Actions to take
A. Answer these questions from the comment thread:
(i) What name and time stamp are given for the post?
(ii) What kind of games does the gamer friend in Tokyo say are popular in Japan, and how are they described?
(iii) Which two games are named as examples of the level of a narratively complex videogame?
B. Transcribe the comment thread from "It's actually quite" up to and including "were popular there.".
*** Extract
It's actually quite a well-done, realistic and sophisticated product.
Have you heard anything about whether it is helping to drive recruitment at all? Or is the Pentagon just shooting blanks?
Posted by: Scott
at August 18, 2005 5:51 AM
(Clive! Your MEDAL OF HONOR URL is wrong in your post - it's at http://www.slate.com/id/2096112)
A comment on the popularity of games like MEDAL OF HONOR in Japan: My understanding (from a Western gamer friend living in Tokyo) is that it relates to (direct or cultural, I don't know, I assume the latter) proscription against the creation of militaristic games by Japanese. He also said that this was why mech games (war games which feature not armies but giant robots) were popular there.
I think there's something almost poignant in the creation of Islamic agit-prop videogames; I suspect that much of the emotion driving modern jihad is a sense of anguish over the cultural divide between many of the poorer countries were fervent Islam has become the rule and the West. Since that's very clearly reflected in a technological gap, perhaps the creation of audience-specific videogames like these three is an attempt to assert onesself as a peer in that space. That the games are 8-bit level makes it sadder.
And, at the same time, less alarming. If there were a narratively complex Islamic videogame (and PRINCE OF PERSIA doesn't count!), say something of the level of RESIDENT EVIL 4 or METAL GEAR SOLID 3, that espoused extremist views, your piece would, of course, have been radically different. Not only would the game be more effective in a recruitment-y sense, but also a manifestation of that sort of technological prowess would shake certain soothing assumptions about how The Illiterate Enemy Just Lies Around in Sand Bunkers Frothing About Infidels and such.
******
*** Data
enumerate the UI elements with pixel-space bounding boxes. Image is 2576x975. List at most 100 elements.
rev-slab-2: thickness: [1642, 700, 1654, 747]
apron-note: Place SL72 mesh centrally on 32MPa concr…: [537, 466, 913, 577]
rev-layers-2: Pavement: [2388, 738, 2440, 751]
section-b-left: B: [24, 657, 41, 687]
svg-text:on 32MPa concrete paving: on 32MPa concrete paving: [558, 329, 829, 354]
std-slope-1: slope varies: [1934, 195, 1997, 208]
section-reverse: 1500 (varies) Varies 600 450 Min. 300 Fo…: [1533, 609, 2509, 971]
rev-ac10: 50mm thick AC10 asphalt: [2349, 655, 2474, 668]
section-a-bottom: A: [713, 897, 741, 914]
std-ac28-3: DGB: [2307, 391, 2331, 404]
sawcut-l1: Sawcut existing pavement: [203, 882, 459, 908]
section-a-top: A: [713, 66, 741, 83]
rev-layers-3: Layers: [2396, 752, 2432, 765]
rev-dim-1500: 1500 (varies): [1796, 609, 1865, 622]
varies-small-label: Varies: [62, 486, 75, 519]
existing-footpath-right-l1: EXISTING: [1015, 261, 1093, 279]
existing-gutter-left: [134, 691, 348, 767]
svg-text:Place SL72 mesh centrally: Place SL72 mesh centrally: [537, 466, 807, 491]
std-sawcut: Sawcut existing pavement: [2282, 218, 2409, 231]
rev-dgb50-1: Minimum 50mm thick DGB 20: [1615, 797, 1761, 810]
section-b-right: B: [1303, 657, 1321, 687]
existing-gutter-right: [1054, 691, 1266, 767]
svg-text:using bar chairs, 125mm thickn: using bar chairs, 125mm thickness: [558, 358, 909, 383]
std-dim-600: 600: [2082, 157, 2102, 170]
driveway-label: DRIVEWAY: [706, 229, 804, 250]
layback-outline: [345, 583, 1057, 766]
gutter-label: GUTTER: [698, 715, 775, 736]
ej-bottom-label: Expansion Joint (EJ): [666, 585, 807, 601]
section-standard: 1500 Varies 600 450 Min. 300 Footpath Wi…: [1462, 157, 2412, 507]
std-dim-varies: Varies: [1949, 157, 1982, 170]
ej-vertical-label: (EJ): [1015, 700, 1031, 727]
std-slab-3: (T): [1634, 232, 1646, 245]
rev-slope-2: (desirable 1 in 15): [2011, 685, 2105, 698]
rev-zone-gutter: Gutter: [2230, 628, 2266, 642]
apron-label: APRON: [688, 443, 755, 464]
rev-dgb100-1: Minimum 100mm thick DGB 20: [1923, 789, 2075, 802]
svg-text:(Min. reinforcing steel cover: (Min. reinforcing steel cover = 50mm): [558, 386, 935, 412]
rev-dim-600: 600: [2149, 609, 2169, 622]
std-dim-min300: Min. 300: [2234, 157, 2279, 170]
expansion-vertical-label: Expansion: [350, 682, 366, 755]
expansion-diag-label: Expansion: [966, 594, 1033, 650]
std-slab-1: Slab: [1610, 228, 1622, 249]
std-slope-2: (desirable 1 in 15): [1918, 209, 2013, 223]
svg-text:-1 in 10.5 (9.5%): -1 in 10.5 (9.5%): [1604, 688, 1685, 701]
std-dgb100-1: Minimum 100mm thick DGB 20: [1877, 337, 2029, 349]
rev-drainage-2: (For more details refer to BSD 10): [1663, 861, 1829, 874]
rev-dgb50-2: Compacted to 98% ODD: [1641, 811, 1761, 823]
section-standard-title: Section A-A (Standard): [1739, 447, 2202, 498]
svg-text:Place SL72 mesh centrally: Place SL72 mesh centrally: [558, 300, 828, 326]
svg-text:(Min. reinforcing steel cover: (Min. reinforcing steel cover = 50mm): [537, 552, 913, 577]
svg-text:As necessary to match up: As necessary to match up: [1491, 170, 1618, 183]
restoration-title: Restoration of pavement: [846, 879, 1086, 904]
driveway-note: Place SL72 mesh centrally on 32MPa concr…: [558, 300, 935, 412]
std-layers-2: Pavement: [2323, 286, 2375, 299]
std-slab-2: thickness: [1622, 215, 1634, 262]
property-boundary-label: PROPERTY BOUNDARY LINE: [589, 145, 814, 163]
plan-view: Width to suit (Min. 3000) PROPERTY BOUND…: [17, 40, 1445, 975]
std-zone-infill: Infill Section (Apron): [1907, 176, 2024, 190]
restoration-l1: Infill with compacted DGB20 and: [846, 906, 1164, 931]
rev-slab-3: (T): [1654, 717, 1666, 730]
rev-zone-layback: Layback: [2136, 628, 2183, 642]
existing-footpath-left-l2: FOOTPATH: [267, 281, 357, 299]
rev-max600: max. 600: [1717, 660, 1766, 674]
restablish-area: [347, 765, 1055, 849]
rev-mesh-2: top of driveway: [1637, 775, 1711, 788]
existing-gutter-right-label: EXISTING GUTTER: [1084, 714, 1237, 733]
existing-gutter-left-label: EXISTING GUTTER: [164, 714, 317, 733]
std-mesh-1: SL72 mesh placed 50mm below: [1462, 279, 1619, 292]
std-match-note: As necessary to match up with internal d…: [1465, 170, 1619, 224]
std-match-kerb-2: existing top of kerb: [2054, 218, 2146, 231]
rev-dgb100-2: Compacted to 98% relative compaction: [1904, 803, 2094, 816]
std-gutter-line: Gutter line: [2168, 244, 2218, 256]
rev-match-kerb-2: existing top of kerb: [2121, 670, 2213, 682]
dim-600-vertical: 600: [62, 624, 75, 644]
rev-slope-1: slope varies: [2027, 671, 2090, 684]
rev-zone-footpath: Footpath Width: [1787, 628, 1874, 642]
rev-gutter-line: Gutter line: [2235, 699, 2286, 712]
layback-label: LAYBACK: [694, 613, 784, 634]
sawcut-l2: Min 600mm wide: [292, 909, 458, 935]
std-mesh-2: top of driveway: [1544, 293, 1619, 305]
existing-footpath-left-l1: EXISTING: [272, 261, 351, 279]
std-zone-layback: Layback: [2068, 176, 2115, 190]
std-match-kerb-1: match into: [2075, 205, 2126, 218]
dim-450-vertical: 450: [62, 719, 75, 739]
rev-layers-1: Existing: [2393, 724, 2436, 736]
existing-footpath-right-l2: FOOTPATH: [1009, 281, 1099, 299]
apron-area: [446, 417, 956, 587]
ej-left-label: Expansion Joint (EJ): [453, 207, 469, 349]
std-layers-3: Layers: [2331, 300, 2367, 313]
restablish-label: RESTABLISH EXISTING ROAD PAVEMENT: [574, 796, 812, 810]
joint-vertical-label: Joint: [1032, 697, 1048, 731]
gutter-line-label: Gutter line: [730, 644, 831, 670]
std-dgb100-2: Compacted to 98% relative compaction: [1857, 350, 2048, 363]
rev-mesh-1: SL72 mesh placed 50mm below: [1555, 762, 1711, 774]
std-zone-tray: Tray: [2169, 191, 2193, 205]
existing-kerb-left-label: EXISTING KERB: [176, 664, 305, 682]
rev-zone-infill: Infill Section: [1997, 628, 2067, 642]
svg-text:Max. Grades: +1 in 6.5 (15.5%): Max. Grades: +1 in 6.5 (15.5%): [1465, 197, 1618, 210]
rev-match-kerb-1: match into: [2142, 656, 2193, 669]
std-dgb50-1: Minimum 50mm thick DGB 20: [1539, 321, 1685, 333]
******
Answers
A.
(i) The post is by Scott, at August 18, 2005 5:51 AM.
(ii) Mech games are popular there. They are war games that feature giant robots rather than armies.
(iii) RESIDENT EVIL 4 and METAL GEAR SOLID 3.

B.
It's actually quite a well-done, realistic and sophisticated product.
Have you heard anything about whether it is helping to drive recruitment at all? Or is the Pentagon just shooting blanks?
Posted by: Scott
at August 18, 2005 5:51 AM
(Clive! Your MEDAL OF HONOR URL is wrong in your post - it's at http://www.slate.com/id/2096112)
A comment on the popularity of games like MEDAL OF HONOR in Japan: My understanding (from a Western gamer friend living in Tokyo) is that it relates to (direct or cultural, I don't know, I assume the latter) proscription against the creation of militaristic games by Japanese. He also said that this was why mech games (war games which feature not armies but giant robots) were popular there.